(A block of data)
------------

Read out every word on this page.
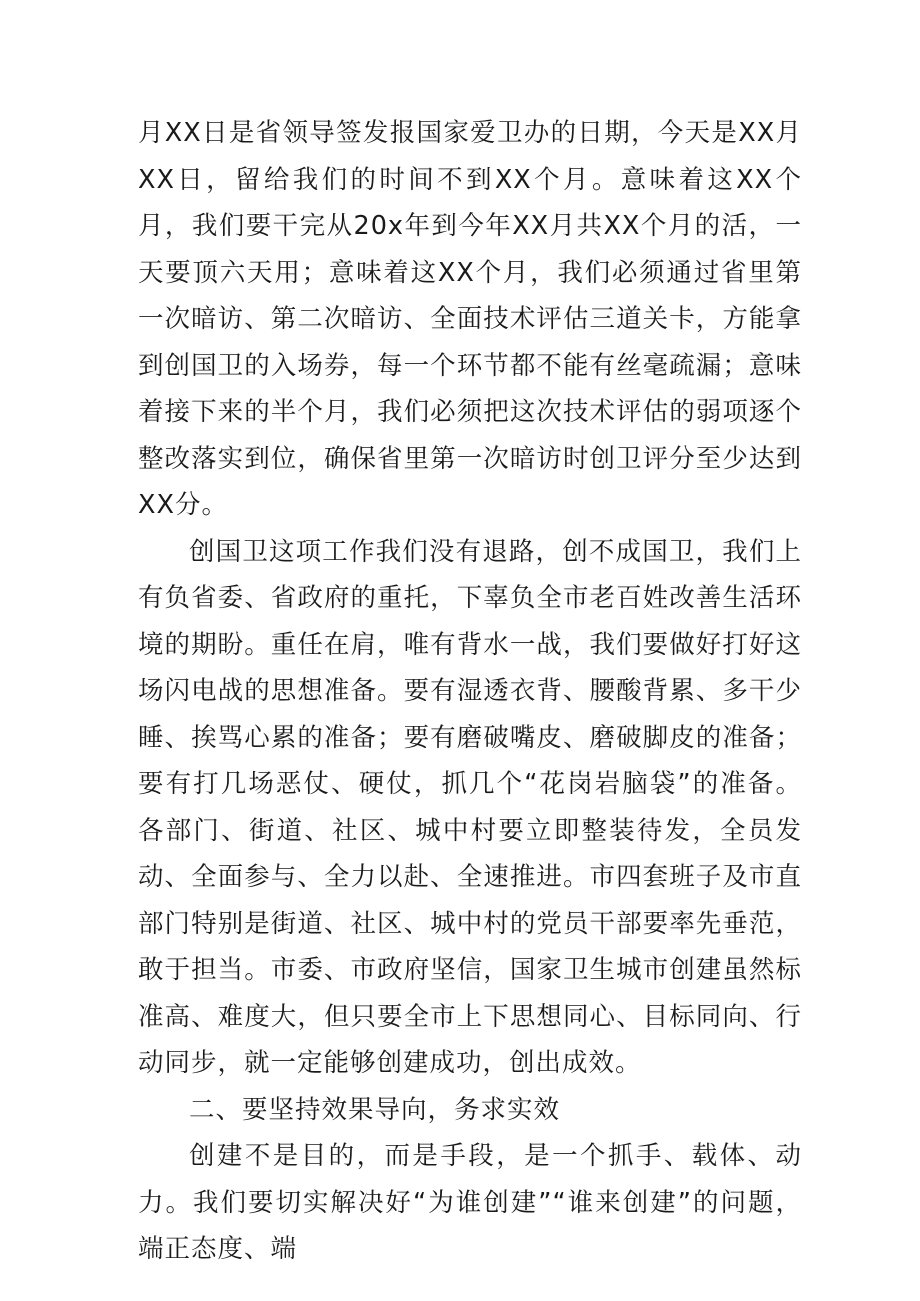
月XX日是省领导签发报国家爱卫办的日期，今天是XX月XX日，留给我们的时间不到XX个月。意味着这XX个月，我们要干完从20x年到今年XX月共XX个月的活，一天要顶六天用；意味着这XX个月，我们必须通过省里第一次暗访、第二次暗访、全面技术评估三道关卡，方能拿到创国卫的入场券，每一个环节都不能有丝毫疏漏；意味着接下来的半个月，我们必须把这次技术评估的弱项逐个整改落实到位，确保省里第一次暗访时创卫评分至少达到XX分。

创国卫这项工作我们没有退路，创不成国卫，我们上有负省委、省政府的重托，下辜负全市老百姓改善生活环境的期盼。重任在肩，唯有背水一战，我们要做好打好这场闪电战的思想准备。要有湿透衣背、腰酸背累、多干少睡、挨骂心累的准备；要有磨破嘴皮、磨破脚皮的准备；要有打几场恶仗、硬仗，抓几个“花岗岩脑袋”的准备。各部门、街道、社区、城中村要立即整装待发，全员发动、全面参与、全力以赴、全速推进。市四套班子及市直部门特别是街道、社区、城中村的党员干部要率先垂范，敢于担当。市委、市政府坚信，国家卫生城市创建虽然标准高、难度大，但只要全市上下思想同心、目标同向、行动同步，就一定能够创建成功，创出成效。

二、要坚持效果导向，务求实效

创建不是目的，而是手段，是一个抓手、载体、动力。我们要切实解决好“为谁创建”“谁来创建”的问题，端正态度、端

------------

Quote the data above in full, leaving out the pictures it holds.

Read out every word on this page.
月XX日是省领导签发报国家爱卫办的日期，今天是XX月XX日，留给我们的时间不到XX个月。意味着这XX个月，我们要干完从20x年到今年XX月共XX个月的活，一天要顶六天用；意味着这XX个月，我们必须通过省里第一次暗访、第二次暗访、全面技术评估三道关卡，方能拿到创国卫的入场券，每一个环节都不能有丝毫疏漏；意味着接下来的半个月，我们必须把这次技术评估的弱项逐个整改落实到位，确保省里第一次暗访时创卫评分至少达到XX分。

创国卫这项工作我们没有退路，创不成国卫，我们上有负省委、省政府的重托，下辜负全市老百姓改善生活环境的期盼。重任在肩，唯有背水一战，我们要做好打好这场闪电战的思想准备。要有湿透衣背、腰酸背累、多干少睡、挨骂心累的准备；要有磨破嘴皮、磨破脚皮的准备；要有打几场恶仗、硬仗，抓几个“花岗岩脑袋”的准备。各部门、街道、社区、城中村要立即整装待发，全员发动、全面参与、全力以赴、全速推进。市四套班子及市直部门特别是街道、社区、城中村的党员干部要率先垂范，敢于担当。市委、市政府坚信，国家卫生城市创建虽然标准高、难度大，但只要全市上下思想同心、目标同向、行动同步，就一定能够创建成功，创出成效。

二、要坚持效果导向，务求实效

创建不是目的，而是手段，是一个抓手、载体、动力。我们要切实解决好“为谁创建”“谁来创建”的问题，端正态度、端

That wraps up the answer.